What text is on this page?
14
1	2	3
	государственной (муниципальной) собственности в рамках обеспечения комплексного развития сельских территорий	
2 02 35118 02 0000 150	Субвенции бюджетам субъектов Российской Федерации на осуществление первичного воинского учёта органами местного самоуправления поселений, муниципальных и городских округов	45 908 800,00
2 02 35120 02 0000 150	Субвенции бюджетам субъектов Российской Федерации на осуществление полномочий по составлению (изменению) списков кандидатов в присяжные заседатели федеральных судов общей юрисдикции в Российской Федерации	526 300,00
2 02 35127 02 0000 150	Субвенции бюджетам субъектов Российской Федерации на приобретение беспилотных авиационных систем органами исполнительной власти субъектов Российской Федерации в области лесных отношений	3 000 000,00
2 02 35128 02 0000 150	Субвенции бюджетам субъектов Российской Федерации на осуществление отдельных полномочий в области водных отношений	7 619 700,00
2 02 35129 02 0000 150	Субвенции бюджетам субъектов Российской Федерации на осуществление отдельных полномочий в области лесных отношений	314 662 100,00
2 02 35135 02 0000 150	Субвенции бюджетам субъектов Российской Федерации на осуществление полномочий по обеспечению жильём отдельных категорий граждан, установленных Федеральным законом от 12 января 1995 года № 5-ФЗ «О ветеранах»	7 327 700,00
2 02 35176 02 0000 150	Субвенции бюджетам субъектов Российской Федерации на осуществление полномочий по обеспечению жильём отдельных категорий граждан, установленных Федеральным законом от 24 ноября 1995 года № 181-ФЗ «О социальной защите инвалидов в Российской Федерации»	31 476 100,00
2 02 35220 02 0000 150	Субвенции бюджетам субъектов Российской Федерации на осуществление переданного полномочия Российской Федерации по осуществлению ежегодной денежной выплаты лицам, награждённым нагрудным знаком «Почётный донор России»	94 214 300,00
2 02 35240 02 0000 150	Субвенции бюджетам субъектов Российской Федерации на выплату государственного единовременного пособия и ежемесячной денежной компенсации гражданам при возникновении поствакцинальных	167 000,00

- _Exercise brief_:
Find every line that includes the string "установленных". Report how many there are and nothing else.

- _Full answer_:
2